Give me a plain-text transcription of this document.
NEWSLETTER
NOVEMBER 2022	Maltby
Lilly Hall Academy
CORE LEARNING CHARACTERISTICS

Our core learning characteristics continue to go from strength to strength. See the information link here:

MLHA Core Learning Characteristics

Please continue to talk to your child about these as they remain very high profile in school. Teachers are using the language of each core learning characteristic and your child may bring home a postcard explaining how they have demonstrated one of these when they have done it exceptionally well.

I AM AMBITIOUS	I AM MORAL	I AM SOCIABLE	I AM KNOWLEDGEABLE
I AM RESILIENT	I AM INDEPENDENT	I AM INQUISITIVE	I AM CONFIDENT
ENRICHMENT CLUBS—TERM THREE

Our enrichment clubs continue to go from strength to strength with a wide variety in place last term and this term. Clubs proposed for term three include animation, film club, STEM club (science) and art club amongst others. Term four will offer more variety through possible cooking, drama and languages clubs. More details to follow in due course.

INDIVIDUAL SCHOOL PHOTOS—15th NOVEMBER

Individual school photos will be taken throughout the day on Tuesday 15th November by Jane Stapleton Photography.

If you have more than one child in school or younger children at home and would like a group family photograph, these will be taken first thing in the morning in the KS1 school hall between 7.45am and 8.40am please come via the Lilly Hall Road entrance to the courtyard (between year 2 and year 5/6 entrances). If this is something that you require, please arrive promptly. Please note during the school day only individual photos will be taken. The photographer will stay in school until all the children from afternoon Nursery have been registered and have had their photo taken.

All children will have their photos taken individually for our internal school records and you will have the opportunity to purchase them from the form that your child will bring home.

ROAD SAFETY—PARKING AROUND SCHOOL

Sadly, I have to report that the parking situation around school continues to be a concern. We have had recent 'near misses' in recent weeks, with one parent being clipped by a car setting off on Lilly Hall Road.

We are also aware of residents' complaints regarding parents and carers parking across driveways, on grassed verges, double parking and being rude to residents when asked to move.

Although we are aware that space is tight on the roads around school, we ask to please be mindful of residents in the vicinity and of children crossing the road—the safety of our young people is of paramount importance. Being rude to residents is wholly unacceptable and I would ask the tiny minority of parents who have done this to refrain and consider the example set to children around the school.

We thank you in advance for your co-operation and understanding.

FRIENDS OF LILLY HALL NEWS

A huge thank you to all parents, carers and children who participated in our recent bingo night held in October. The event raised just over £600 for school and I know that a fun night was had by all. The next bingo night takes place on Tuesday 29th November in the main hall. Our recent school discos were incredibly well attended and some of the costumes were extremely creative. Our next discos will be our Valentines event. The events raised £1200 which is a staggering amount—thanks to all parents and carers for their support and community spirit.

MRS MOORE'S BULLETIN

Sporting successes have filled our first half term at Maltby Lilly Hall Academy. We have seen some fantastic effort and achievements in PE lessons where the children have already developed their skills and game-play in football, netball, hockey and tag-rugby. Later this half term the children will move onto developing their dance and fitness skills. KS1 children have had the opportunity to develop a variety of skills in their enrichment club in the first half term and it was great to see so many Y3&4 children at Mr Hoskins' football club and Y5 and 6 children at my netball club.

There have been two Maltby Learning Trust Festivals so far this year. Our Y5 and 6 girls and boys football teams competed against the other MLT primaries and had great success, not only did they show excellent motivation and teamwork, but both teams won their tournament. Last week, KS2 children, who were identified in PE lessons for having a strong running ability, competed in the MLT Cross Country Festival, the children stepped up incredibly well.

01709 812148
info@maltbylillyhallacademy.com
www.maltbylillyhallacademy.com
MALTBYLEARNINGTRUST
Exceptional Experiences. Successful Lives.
______
Task to carry out:
Print every entry exactly as written.

Final result:
Give me a plain-text transcription of this document.
NEWSLETTER
NOVEMBER 2022	Maltby
Lilly Hall Academy
CORE LEARNING CHARACTERISTICS

Our core learning characteristics continue to go from strength to strength. See the information link here:

MLHA Core Learning Characteristics

Please continue to talk to your child about these as they remain very high profile in school. Teachers are using the language of each core learning characteristic and your child may bring home a postcard explaining how they have demonstrated one of these when they have done it exceptionally well.

I AM AMBITIOUS	I AM MORAL	I AM SOCIABLE	I AM KNOWLEDGEABLE
I AM RESILIENT	I AM INDEPENDENT	I AM INQUISITIVE	I AM CONFIDENT
ENRICHMENT CLUBS—TERM THREE

Our enrichment clubs continue to go from strength to strength with a wide variety in place last term and this term. Clubs proposed for term three include animation, film club, STEM club (science) and art club amongst others. Term four will offer more variety through possible cooking, drama and languages clubs. More details to follow in due course.

INDIVIDUAL SCHOOL PHOTOS—15th NOVEMBER

Individual school photos will be taken throughout the day on Tuesday 15th November by Jane Stapleton Photography.

If you have more than one child in school or younger children at home and would like a group family photograph, these will be taken first thing in the morning in the KS1 school hall between 7.45am and 8.40am please come via the Lilly Hall Road entrance to the courtyard (between year 2 and year 5/6 entrances). If this is something that you require, please arrive promptly. Please note during the school day only individual photos will be taken. The photographer will stay in school until all the children from afternoon Nursery have been registered and have had their photo taken.

All children will have their photos taken individually for our internal school records and you will have the opportunity to purchase them from the form that your child will bring home.

ROAD SAFETY—PARKING AROUND SCHOOL

Sadly, I have to report that the parking situation around school continues to be a concern. We have had recent 'near misses' in recent weeks, with one parent being clipped by a car setting off on Lilly Hall Road.

We are also aware of residents' complaints regarding parents and carers parking across driveways, on grassed verges, double parking and being rude to residents when asked to move.

Although we are aware that space is tight on the roads around school, we ask to please be mindful of residents in the vicinity and of children crossing the road—the safety of our young people is of paramount importance. Being rude to residents is wholly unacceptable and I would ask the tiny minority of parents who have done this to refrain and consider the example set to children around the school.

We thank you in advance for your co-operation and understanding.

FRIENDS OF LILLY HALL NEWS

A huge thank you to all parents, carers and children who participated in our recent bingo night held in October. The event raised just over £600 for school and I know that a fun night was had by all. The next bingo night takes place on Tuesday 29th November in the main hall. Our recent school discos were incredibly well attended and some of the costumes were extremely creative. Our next discos will be our Valentines event. The events raised £1200 which is a staggering amount—thanks to all parents and carers for their support and community spirit.

MRS MOORE'S BULLETIN

Sporting successes have filled our first half term at Maltby Lilly Hall Academy. We have seen some fantastic effort and achievements in PE lessons where the children have already developed their skills and game-play in football, netball, hockey and tag-rugby. Later this half term the children will move onto developing their dance and fitness skills. KS1 children have had the opportunity to develop a variety of skills in their enrichment club in the first half term and it was great to see so many Y3&4 children at Mr Hoskins' football club and Y5 and 6 children at my netball club.

There have been two Maltby Learning Trust Festivals so far this year. Our Y5 and 6 girls and boys football teams competed against the other MLT primaries and had great success, not only did they show excellent motivation and teamwork, but both teams won their tournament. Last week, KS2 children, who were identified in PE lessons for having a strong running ability, competed in the MLT Cross Country Festival, the children stepped up incredibly well.

01709 812148
info@maltbylillyhallacademy.com
www.maltbylillyhallacademy.com
MALTBYLEARNINGTRUST
Exceptional Experiences. Successful Lives.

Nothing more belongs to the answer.